-- begin Data for the task --
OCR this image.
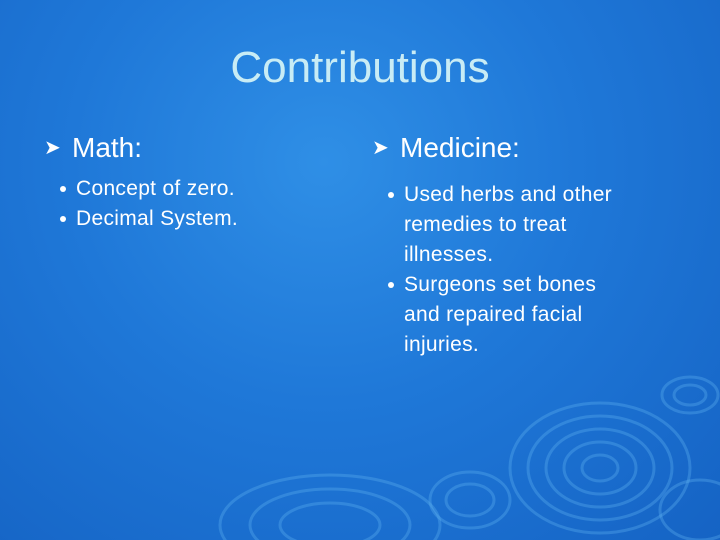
Contributions
➤ Math:
Concept of zero.
Decimal System.
➤ Medicine:
Used herbs and other remedies to treat illnesses.
Surgeons set bones and repaired facial injuries.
-- end Data for the task --
Work instructions
Reproduce the material in full, word for word, and omit the pictures.

Correct response
OCR this image.
Contributions
➤ Math:
Concept of zero.
Decimal System.
➤ Medicine:
Used herbs and other remedies to treat illnesses.
Surgeons set bones and repaired facial injuries.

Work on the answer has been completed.